(Supplied material):
☆ ☆ ☆ ☆

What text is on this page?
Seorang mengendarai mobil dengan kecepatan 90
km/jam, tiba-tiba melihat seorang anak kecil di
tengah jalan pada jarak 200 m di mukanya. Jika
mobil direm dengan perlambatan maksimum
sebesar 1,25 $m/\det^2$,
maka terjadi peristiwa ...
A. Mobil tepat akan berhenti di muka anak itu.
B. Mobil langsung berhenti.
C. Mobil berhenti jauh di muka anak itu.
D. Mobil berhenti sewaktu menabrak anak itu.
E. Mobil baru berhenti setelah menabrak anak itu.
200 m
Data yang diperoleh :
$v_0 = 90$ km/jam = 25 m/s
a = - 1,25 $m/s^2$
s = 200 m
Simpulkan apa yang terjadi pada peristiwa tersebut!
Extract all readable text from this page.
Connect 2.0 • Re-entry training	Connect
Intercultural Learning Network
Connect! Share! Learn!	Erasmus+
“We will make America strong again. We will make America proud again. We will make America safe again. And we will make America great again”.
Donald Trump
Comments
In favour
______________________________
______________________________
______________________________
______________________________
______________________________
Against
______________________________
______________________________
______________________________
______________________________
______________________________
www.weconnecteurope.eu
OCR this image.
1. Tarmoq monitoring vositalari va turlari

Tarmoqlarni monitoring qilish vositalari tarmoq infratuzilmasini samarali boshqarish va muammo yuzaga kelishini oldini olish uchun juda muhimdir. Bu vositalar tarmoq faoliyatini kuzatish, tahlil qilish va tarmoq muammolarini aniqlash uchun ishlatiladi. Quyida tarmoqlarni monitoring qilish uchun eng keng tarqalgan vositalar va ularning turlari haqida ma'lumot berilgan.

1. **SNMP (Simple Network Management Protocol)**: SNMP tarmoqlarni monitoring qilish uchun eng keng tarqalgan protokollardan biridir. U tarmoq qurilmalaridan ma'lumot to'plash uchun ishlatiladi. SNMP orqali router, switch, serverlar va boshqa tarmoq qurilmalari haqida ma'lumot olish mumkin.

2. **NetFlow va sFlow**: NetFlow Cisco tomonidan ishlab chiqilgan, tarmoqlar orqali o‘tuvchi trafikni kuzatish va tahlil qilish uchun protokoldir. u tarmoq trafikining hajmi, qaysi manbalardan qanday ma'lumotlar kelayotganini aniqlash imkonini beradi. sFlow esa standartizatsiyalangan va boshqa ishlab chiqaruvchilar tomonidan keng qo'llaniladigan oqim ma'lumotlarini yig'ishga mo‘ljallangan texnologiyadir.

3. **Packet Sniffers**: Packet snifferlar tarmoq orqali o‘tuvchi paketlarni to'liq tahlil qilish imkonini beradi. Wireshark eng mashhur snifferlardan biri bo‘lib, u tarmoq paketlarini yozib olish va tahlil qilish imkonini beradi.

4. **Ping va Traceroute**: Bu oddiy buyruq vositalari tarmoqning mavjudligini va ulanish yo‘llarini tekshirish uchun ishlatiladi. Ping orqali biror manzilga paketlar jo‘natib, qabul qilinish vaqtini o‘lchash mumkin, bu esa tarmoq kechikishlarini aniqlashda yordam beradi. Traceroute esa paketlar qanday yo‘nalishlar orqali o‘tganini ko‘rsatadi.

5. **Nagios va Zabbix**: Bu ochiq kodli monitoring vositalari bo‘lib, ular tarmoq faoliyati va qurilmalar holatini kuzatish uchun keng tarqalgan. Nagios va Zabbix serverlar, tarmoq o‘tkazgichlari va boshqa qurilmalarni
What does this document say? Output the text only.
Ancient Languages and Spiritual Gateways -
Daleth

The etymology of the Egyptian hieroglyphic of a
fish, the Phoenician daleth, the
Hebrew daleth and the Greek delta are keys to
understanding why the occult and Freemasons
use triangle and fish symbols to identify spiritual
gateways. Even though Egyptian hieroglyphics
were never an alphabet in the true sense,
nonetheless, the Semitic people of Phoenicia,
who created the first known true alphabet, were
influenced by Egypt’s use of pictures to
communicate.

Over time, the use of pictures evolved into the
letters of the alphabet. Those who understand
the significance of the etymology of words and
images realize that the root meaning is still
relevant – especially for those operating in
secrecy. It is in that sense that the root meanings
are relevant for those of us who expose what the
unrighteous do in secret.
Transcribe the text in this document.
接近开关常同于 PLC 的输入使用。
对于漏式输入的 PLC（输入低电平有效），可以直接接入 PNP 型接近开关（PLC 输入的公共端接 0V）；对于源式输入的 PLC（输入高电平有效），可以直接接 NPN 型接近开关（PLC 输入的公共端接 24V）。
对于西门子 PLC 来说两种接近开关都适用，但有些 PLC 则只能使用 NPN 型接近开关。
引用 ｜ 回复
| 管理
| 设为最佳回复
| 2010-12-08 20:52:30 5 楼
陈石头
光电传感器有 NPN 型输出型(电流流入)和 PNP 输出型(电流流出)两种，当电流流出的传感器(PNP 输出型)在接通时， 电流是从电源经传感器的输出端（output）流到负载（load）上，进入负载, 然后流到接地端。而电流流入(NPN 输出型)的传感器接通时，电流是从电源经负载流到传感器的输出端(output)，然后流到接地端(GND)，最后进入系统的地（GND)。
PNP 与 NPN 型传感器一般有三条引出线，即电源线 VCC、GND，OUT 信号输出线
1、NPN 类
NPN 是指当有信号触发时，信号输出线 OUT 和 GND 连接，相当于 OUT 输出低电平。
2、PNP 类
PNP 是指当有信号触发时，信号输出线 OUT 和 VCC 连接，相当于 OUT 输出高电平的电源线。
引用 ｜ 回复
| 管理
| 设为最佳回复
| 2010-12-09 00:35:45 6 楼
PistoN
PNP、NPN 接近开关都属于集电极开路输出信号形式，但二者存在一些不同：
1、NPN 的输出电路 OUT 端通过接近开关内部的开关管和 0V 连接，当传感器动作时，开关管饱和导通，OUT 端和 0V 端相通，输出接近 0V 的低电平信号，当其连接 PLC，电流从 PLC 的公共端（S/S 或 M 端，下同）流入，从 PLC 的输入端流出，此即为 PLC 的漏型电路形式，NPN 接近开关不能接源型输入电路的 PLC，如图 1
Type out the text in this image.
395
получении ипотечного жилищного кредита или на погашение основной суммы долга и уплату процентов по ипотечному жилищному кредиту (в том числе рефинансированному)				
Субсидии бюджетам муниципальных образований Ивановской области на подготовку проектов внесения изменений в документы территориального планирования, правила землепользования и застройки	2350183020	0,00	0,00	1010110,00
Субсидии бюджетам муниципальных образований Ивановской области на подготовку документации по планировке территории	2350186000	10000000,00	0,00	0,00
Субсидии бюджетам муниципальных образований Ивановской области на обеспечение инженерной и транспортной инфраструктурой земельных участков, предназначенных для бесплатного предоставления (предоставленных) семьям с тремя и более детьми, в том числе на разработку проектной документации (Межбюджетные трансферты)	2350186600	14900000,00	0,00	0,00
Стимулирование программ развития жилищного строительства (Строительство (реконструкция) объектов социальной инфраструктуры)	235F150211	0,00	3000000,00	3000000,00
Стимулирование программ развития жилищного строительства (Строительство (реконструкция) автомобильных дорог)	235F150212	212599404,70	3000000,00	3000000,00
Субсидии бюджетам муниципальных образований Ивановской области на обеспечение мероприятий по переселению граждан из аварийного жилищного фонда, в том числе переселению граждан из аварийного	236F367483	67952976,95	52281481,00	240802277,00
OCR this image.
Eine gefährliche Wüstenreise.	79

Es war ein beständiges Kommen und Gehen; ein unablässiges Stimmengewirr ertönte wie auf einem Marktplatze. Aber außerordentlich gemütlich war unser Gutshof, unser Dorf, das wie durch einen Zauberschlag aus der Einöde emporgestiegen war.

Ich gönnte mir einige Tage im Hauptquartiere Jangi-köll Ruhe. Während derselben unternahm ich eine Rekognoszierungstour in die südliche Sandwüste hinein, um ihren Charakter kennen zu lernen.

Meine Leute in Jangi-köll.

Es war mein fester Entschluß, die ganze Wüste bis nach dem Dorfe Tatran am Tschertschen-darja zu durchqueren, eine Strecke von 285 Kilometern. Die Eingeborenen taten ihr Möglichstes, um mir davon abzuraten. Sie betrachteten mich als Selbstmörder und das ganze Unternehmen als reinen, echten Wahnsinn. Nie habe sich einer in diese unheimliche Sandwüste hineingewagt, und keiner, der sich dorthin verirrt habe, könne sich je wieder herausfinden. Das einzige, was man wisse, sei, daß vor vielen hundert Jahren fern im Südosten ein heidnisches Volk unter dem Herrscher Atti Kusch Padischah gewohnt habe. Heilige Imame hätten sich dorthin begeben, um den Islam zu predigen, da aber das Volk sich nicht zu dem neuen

☆ ☆ ☆ ☆

(Written request):
In the listing above, find each line with the word "mumkin" and copy it.

(Solution to this problem):
1. **SNMP (Simple Network Management Protocol)**: SNMP tarmoqlarni monitoring qilish uchun eng keng tarqalgan protokollardan biridir. U tarmoq qurilmalaridan ma'lumot to'plash uchun ishlatiladi. SNMP orqali router, switch, serverlar va boshqa tarmoq qurilmalari haqida ma'lumot olish mumkin.
4. **Ping va Traceroute**: Bu oddiy buyruq vositalari tarmoqning mavjudligini va ulanish yo‘llarini tekshirish uchun ishlatiladi. Ping orqali biror manzilga paketlar jo‘natib, qabul qilinish vaqtini o‘lchash mumkin, bu esa tarmoq kechikishlarini aniqlashda yordam beradi. Traceroute esa paketlar qanday yo‘nalishlar orqali o‘tganini ko‘rsatadi.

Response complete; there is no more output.